start

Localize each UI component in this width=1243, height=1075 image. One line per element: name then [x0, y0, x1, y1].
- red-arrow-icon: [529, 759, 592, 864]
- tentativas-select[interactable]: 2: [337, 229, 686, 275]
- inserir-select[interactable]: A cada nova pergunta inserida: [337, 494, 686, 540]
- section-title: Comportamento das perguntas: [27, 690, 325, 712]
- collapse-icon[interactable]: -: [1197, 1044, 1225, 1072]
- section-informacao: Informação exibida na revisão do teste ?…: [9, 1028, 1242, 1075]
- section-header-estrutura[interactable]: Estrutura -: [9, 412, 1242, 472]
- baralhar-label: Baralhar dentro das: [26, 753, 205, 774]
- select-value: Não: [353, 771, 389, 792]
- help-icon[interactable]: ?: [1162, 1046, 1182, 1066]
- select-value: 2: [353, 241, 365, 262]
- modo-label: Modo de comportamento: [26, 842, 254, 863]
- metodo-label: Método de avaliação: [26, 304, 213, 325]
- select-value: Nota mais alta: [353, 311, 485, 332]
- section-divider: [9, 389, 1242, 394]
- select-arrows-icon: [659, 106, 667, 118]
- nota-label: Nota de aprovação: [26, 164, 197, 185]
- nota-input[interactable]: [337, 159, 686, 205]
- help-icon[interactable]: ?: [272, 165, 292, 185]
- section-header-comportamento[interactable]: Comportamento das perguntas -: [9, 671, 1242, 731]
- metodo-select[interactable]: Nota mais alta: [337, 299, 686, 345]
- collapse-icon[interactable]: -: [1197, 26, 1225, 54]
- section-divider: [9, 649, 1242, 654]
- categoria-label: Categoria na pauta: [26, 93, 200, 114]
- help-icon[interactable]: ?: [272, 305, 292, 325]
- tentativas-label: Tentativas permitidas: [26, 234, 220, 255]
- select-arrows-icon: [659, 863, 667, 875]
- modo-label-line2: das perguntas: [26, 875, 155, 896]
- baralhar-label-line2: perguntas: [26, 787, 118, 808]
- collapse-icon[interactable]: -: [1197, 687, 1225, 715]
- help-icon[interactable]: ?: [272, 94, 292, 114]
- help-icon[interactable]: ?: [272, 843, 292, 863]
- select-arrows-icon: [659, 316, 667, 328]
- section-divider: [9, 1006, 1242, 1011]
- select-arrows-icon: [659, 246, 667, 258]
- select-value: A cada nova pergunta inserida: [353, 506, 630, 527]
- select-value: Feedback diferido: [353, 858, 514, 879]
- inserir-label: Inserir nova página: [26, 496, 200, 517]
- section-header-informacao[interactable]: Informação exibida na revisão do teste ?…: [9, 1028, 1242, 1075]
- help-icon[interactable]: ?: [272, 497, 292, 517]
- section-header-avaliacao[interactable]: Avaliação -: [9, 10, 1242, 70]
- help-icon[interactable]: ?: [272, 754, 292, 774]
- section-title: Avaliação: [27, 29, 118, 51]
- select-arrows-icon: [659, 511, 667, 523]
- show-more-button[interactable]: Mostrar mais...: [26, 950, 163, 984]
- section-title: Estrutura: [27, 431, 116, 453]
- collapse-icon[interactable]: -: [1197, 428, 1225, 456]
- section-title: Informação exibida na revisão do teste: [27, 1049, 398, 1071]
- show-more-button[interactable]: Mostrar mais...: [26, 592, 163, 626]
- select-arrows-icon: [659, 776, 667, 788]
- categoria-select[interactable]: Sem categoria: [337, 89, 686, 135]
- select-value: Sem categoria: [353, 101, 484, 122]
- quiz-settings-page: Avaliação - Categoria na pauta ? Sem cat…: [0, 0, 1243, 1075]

end

**Task**
Please show every line of the listing above that contains the word "inserida".

**The completed task**
- inserir-select[interactable]: A cada nova pergunta inserida: [337, 494, 686, 540]
- select-value: A cada nova pergunta inserida: [353, 506, 630, 527]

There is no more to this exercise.